Dataset items:
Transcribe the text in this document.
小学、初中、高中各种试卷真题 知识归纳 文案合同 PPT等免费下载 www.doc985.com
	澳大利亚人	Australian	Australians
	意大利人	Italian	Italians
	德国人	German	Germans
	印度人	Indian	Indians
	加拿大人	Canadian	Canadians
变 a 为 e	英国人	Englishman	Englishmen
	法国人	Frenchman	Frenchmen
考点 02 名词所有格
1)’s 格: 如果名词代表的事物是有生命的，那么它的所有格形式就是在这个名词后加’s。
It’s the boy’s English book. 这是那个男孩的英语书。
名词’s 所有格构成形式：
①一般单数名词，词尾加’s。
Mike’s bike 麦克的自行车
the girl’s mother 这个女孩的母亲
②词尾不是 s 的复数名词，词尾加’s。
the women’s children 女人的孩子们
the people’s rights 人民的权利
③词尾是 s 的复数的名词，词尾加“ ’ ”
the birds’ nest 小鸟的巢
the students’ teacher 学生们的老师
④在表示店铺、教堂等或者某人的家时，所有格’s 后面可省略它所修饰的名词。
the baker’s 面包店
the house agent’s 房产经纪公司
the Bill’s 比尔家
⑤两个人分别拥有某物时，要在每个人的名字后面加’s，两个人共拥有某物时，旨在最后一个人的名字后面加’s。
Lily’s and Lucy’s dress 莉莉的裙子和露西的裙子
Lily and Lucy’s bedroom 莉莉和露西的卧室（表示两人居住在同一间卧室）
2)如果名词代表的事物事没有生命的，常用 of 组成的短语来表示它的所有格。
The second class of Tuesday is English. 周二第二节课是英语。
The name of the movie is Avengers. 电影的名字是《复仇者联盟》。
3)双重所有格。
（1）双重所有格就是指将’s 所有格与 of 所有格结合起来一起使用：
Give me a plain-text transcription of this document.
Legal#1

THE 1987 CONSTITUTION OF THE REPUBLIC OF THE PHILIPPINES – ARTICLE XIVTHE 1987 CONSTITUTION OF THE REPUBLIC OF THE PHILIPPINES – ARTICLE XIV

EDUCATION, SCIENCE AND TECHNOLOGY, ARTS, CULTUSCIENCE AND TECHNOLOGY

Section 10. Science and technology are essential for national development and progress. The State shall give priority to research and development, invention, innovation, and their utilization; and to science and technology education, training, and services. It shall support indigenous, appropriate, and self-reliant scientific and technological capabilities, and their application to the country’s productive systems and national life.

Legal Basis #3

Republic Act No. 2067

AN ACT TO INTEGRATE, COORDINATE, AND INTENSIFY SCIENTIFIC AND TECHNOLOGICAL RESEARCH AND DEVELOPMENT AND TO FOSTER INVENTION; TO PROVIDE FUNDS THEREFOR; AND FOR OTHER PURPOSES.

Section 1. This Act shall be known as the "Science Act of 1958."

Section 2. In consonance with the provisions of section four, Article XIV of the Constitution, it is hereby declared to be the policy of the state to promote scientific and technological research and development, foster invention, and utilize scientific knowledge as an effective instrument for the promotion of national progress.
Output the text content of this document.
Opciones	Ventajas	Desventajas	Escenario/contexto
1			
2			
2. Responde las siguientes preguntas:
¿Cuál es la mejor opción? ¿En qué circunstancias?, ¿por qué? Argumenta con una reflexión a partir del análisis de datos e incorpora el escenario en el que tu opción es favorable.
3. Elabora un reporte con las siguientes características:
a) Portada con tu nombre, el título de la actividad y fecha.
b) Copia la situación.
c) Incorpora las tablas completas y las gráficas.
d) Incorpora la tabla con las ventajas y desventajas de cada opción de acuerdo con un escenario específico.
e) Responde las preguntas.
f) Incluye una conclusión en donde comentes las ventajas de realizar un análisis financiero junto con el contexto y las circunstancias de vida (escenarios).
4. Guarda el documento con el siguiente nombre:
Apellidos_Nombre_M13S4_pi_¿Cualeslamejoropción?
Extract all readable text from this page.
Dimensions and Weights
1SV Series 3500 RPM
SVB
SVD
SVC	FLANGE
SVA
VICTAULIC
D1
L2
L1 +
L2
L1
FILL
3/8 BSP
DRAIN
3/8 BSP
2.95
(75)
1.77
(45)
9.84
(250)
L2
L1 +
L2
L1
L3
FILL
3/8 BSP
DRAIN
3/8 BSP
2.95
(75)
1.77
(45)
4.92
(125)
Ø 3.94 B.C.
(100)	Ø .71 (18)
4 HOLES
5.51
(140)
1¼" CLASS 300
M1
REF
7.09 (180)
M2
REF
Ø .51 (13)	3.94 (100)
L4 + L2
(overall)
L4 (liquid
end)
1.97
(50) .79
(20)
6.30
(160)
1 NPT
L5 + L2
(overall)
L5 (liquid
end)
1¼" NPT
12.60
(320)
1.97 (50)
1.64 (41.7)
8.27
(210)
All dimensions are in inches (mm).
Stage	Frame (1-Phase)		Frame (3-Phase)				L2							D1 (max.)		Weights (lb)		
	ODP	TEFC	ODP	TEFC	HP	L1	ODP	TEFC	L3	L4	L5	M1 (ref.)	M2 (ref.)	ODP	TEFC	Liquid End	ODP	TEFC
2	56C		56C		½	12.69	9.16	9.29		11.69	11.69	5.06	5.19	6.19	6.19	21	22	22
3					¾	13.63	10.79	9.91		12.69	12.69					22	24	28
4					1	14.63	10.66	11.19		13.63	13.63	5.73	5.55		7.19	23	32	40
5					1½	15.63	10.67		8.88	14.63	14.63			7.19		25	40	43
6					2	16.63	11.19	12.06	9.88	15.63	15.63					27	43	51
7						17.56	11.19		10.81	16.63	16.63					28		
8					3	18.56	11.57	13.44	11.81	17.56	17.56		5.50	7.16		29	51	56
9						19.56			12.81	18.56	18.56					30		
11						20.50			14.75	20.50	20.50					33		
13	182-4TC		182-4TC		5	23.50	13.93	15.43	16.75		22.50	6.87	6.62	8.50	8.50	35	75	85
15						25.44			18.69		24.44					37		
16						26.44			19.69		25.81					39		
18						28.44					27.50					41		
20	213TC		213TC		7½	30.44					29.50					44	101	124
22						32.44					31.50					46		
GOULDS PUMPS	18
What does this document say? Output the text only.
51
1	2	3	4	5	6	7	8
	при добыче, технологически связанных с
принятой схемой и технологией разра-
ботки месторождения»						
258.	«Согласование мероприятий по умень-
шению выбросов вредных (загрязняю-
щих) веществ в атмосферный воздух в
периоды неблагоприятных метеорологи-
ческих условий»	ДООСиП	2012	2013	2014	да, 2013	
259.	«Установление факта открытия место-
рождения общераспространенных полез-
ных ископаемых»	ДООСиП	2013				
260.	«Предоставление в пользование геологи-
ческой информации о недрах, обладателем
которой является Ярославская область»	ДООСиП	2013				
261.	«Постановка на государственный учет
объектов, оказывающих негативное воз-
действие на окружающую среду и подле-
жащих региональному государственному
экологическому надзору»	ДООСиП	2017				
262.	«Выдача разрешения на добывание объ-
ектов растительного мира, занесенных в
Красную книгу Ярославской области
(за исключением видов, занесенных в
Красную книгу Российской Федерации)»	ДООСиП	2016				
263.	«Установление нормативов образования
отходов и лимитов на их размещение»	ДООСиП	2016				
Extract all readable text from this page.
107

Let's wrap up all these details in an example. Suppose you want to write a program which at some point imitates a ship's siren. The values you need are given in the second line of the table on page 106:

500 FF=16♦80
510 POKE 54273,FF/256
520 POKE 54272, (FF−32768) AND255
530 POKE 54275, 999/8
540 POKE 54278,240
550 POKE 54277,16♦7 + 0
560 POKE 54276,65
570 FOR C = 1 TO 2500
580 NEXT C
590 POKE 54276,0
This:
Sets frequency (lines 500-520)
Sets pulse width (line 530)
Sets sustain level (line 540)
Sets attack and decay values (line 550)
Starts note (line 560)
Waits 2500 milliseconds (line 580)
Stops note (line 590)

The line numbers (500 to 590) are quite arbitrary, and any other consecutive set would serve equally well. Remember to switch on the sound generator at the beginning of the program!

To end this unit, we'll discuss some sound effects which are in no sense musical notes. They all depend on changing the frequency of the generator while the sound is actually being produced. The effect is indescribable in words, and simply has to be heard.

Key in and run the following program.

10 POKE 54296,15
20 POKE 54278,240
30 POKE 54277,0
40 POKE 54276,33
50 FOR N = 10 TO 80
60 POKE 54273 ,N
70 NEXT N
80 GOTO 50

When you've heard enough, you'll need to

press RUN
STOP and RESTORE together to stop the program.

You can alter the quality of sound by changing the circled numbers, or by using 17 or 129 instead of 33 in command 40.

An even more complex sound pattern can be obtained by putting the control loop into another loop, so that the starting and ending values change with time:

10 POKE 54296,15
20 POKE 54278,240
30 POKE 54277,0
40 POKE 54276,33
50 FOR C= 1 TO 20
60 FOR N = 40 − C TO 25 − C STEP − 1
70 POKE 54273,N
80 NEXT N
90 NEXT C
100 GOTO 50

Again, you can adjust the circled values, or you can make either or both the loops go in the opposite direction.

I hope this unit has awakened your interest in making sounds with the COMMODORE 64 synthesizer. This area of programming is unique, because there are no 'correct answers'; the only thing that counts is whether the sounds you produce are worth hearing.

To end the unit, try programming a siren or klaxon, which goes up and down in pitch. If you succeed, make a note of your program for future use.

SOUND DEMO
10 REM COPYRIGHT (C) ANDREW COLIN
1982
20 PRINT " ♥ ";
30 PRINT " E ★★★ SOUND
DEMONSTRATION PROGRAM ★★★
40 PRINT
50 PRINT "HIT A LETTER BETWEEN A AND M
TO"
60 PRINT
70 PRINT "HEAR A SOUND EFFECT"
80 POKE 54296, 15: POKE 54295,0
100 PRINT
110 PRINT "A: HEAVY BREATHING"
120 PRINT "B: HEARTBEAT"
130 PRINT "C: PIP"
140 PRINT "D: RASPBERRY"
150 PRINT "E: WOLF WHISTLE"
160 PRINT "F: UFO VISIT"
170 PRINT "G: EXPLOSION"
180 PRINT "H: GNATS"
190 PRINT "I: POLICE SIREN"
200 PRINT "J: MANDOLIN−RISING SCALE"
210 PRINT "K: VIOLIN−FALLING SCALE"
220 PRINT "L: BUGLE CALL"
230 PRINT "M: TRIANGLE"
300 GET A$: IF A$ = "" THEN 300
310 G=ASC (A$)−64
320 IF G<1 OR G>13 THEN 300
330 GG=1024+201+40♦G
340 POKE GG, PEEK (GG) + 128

Set problem: Within the material above, find the lines that contain the word "Установление"; copy them.

Task result:
259.	«Установление факта открытия место-
263.	«Установление нормативов образования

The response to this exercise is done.